§ **WHAT IS ASKED**:
The data must be returned in full and exactly as given.

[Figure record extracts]

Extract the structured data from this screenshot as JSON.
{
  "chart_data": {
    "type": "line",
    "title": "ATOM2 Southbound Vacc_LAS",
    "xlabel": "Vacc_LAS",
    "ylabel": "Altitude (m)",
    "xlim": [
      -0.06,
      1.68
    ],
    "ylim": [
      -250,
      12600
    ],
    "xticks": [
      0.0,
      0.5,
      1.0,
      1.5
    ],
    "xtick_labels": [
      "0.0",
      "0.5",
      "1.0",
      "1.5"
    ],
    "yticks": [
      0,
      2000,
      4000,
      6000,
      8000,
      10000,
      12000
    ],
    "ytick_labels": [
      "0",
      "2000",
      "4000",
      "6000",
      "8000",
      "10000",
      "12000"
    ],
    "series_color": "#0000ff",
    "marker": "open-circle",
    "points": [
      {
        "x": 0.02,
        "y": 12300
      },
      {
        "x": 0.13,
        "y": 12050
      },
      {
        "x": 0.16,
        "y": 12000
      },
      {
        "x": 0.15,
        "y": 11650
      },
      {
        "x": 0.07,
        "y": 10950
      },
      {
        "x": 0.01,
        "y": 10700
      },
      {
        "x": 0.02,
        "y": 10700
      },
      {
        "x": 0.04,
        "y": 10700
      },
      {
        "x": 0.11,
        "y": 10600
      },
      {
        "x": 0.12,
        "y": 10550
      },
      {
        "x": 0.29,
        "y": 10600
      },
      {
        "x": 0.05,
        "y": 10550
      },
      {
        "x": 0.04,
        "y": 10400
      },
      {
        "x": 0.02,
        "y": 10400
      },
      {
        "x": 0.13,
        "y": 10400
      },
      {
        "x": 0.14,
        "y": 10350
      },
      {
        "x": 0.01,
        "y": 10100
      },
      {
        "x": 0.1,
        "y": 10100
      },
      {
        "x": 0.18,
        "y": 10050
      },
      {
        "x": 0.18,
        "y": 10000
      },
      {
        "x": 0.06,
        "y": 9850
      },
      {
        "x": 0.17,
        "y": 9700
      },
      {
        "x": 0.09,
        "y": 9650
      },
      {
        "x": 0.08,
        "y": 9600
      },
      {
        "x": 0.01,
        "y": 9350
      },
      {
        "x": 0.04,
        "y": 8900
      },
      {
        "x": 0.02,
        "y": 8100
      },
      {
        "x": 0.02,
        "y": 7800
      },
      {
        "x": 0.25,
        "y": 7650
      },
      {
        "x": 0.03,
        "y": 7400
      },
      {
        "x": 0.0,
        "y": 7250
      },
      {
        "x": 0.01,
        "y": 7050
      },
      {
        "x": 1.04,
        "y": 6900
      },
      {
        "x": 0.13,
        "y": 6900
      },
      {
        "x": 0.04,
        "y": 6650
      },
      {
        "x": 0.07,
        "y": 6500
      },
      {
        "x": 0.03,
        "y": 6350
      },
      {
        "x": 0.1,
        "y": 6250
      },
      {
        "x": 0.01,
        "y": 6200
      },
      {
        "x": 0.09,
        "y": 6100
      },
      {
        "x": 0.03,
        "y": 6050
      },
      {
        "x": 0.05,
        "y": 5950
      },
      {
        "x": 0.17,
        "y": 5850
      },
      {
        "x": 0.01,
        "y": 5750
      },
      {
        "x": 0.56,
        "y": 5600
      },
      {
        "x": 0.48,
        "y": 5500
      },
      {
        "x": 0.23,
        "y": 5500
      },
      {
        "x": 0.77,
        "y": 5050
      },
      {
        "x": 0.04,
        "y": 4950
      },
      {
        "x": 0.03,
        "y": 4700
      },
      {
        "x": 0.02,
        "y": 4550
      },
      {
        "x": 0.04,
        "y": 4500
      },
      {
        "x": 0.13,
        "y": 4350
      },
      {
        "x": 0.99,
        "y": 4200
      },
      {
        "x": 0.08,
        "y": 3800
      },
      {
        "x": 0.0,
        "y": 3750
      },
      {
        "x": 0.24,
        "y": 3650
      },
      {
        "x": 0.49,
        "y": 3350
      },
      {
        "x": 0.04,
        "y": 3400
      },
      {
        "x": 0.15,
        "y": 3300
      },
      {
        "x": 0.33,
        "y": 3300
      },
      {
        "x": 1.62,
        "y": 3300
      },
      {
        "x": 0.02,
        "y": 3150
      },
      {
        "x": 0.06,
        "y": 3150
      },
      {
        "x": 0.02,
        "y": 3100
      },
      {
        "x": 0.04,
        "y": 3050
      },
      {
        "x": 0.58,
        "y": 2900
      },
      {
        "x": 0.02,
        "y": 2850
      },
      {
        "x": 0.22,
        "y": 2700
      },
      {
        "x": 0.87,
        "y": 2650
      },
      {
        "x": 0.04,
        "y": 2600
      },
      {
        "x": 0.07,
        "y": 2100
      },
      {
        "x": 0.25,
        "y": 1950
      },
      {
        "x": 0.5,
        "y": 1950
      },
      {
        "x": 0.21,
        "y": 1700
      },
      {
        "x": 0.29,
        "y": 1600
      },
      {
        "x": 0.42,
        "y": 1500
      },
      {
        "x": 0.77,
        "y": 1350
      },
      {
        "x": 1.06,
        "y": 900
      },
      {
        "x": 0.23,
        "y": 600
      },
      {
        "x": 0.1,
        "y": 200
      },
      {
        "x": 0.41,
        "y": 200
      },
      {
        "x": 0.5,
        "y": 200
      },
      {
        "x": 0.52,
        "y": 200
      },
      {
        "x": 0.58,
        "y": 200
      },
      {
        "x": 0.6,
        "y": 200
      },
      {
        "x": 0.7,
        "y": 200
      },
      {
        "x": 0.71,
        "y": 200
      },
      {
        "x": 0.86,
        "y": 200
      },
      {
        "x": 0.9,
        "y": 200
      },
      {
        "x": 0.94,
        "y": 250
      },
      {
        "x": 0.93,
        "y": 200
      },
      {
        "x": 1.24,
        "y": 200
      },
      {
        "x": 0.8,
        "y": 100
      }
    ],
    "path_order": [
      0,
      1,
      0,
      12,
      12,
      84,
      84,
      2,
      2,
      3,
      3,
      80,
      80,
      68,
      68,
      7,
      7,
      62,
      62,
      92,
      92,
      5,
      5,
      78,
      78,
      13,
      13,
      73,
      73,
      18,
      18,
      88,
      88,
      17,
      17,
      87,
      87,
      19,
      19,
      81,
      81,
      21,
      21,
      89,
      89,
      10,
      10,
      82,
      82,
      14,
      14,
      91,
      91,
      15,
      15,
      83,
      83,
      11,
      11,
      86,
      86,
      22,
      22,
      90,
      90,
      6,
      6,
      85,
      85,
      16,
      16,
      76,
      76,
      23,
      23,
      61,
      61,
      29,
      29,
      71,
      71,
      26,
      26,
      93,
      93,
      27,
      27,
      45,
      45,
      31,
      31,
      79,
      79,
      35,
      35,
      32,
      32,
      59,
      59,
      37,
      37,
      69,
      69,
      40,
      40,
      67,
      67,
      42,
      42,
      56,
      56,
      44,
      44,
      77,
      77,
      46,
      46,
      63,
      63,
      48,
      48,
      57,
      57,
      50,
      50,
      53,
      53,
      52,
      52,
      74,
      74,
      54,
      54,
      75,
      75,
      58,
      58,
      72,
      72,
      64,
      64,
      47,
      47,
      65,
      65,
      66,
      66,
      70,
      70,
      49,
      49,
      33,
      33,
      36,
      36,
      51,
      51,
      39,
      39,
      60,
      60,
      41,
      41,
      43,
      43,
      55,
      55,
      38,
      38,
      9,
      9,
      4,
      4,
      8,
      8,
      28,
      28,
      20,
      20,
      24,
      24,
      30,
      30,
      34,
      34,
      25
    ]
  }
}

§ **EXERCISE OUTPUT**:
Extract the structured data from this screenshot as JSON.
{
  "chart_data": {
    "type": "line",
    "title": "ATOM2 Southbound Vacc_LAS",
    "xlabel": "Vacc_LAS",
    "ylabel": "Altitude (m)",
    "xlim": [
      -0.06,
      1.68
    ],
    "ylim": [
      -250,
      12600
    ],
    "xticks": [
      0.0,
      0.5,
      1.0,
      1.5
    ],
    "xtick_labels": [
      "0.0",
      "0.5",
      "1.0",
      "1.5"
    ],
    "yticks": [
      0,
      2000,
      4000,
      6000,
      8000,
      10000,
      12000
    ],
    "ytick_labels": [
      "0",
      "2000",
      "4000",
      "6000",
      "8000",
      "10000",
      "12000"
    ],
    "series_color": "#0000ff",
    "marker": "open-circle",
    "points": [
      {
        "x": 0.02,
        "y": 12300
      },
      {
        "x": 0.13,
        "y": 12050
      },
      {
        "x": 0.16,
        "y": 12000
      },
      {
        "x": 0.15,
        "y": 11650
      },
      {
        "x": 0.07,
        "y": 10950
      },
      {
        "x": 0.01,
        "y": 10700
      },
      {
        "x": 0.02,
        "y": 10700
      },
      {
        "x": 0.04,
        "y": 10700
      },
      {
        "x": 0.11,
        "y": 10600
      },
      {
        "x": 0.12,
        "y": 10550
      },
      {
        "x": 0.29,
        "y": 10600
      },
      {
        "x": 0.05,
        "y": 10550
      },
      {
        "x": 0.04,
        "y": 10400
      },
      {
        "x": 0.02,
        "y": 10400
      },
      {
        "x": 0.13,
        "y": 10400
      },
      {
        "x": 0.14,
        "y": 10350
      },
      {
        "x": 0.01,
        "y": 10100
      },
      {
        "x": 0.1,
        "y": 10100
      },
      {
        "x": 0.18,
        "y": 10050
      },
      {
        "x": 0.18,
        "y": 10000
      },
      {
        "x": 0.06,
        "y": 9850
      },
      {
        "x": 0.17,
        "y": 9700
      },
      {
        "x": 0.09,
        "y": 9650
      },
      {
        "x": 0.08,
        "y": 9600
      },
      {
        "x": 0.01,
        "y": 9350
      },
      {
        "x": 0.04,
        "y": 8900
      },
      {
        "x": 0.02,
        "y": 8100
      },
      {
        "x": 0.02,
        "y": 7800
      },
      {
        "x": 0.25,
        "y": 7650
      },
      {
        "x": 0.03,
        "y": 7400
      },
      {
        "x": 0.0,
        "y": 7250
      },
      {
        "x": 0.01,
        "y": 7050
      },
      {
        "x": 1.04,
        "y": 6900
      },
      {
        "x": 0.13,
        "y": 6900
      },
      {
        "x": 0.04,
        "y": 6650
      },
      {
        "x": 0.07,
        "y": 6500
      },
      {
        "x": 0.03,
        "y": 6350
      },
      {
        "x": 0.1,
        "y": 6250
      },
      {
        "x": 0.01,
        "y": 6200
      },
      {
        "x": 0.09,
        "y": 6100
      },
      {
        "x": 0.03,
        "y": 6050
      },
      {
        "x": 0.05,
        "y": 5950
      },
      {
        "x": 0.17,
        "y": 5850
      },
      {
        "x": 0.01,
        "y": 5750
      },
      {
        "x": 0.56,
        "y": 5600
      },
      {
        "x": 0.48,
        "y": 5500
      },
      {
        "x": 0.23,
        "y": 5500
      },
      {
        "x": 0.77,
        "y": 5050
      },
      {
        "x": 0.04,
        "y": 4950
      },
      {
        "x": 0.03,
        "y": 4700
      },
      {
        "x": 0.02,
        "y": 4550
      },
      {
        "x": 0.04,
        "y": 4500
      },
      {
        "x": 0.13,
        "y": 4350
      },
      {
        "x": 0.99,
        "y": 4200
      },
      {
        "x": 0.08,
        "y": 3800
      },
      {
        "x": 0.0,
        "y": 3750
      },
      {
        "x": 0.24,
        "y": 3650
      },
      {
        "x": 0.49,
        "y": 3350
      },
      {
        "x": 0.04,
        "y": 3400
      },
      {
        "x": 0.15,
        "y": 3300
      },
      {
        "x": 0.33,
        "y": 3300
      },
      {
        "x": 1.62,
        "y": 3300
      },
      {
        "x": 0.02,
        "y": 3150
      },
      {
        "x": 0.06,
        "y": 3150
      },
      {
        "x": 0.02,
        "y": 3100
      },
      {
        "x": 0.04,
        "y": 3050
      },
      {
        "x": 0.58,
        "y": 2900
      },
      {
        "x": 0.02,
        "y": 2850
      },
      {
        "x": 0.22,
        "y": 2700
      },
      {
        "x": 0.87,
        "y": 2650
      },
      {
        "x": 0.04,
        "y": 2600
      },
      {
        "x": 0.07,
        "y": 2100
      },
      {
        "x": 0.25,
        "y": 1950
      },
      {
        "x": 0.5,
        "y": 1950
      },
      {
        "x": 0.21,
        "y": 1700
      },
      {
        "x": 0.29,
        "y": 1600
      },
      {
        "x": 0.42,
        "y": 1500
      },
      {
        "x": 0.77,
        "y": 1350
      },
      {
        "x": 1.06,
        "y": 900
      },
      {
        "x": 0.23,
        "y": 600
      },
      {
        "x": 0.1,
        "y": 200
      },
      {
        "x": 0.41,
        "y": 200
      },
      {
        "x": 0.5,
        "y": 200
      },
      {
        "x": 0.52,
        "y": 200
      },
      {
        "x": 0.58,
        "y": 200
      },
      {
        "x": 0.6,
        "y": 200
      },
      {
        "x": 0.7,
        "y": 200
      },
      {
        "x": 0.71,
        "y": 200
      },
      {
        "x": 0.86,
        "y": 200
      },
      {
        "x": 0.9,
        "y": 200
      },
      {
        "x": 0.94,
        "y": 250
      },
      {
        "x": 0.93,
        "y": 200
      },
      {
        "x": 1.24,
        "y": 200
      },
      {
        "x": 0.8,
        "y": 100
      }
    ],
    "path_order": [
      0,
      1,
      0,
      12,
      12,
      84,
      84,
      2,
      2,
      3,
      3,
      80,
      80,
      68,
      68,
      7,
      7,
      62,
      62,
      92,
      92,
      5,
      5,
      78,
      78,
      13,
      13,
      73,
      73,
      18,
      18,
      88,
      88,
      17,
      17,
      87,
      87,
      19,
      19,
      81,
      81,
      21,
      21,
      89,
      89,
      10,
      10,
      82,
      82,
      14,
      14,
      91,
      91,
      15,
      15,
      83,
      83,
      11,
      11,
      86,
      86,
      22,
      22,
      90,
      90,
      6,
      6,
      85,
      85,
      16,
      16,
      76,
      76,
      23,
      23,
      61,
      61,
      29,
      29,
      71,
      71,
      26,
      26,
      93,
      93,
      27,
      27,
      45,
      45,
      31,
      31,
      79,
      79,
      35,
      35,
      32,
      32,
      59,
      59,
      37,
      37,
      69,
      69,
      40,
      40,
      67,
      67,
      42,
      42,
      56,
      56,
      44,
      44,
      77,
      77,
      46,
      46,
      63,
      63,
      48,
      48,
      57,
      57,
      50,
      50,
      53,
      53,
      52,
      52,
      74,
      74,
      54,
      54,
      75,
      75,
      58,
      58,
      72,
      72,
      64,
      64,
      47,
      47,
      65,
      65,
      66,
      66,
      70,
      70,
      49,
      49,
      33,
      33,
      36,
      36,
      51,
      51,
      39,
      39,
      60,
      60,
      41,
      41,
      43,
      43,
      55,
      55,
      38,
      38,
      9,
      9,
      4,
      4,
      8,
      8,
      28,
      28,
      20,
      20,
      24,
      24,
      30,
      30,
      34,
      34,
      25
    ]
  }
}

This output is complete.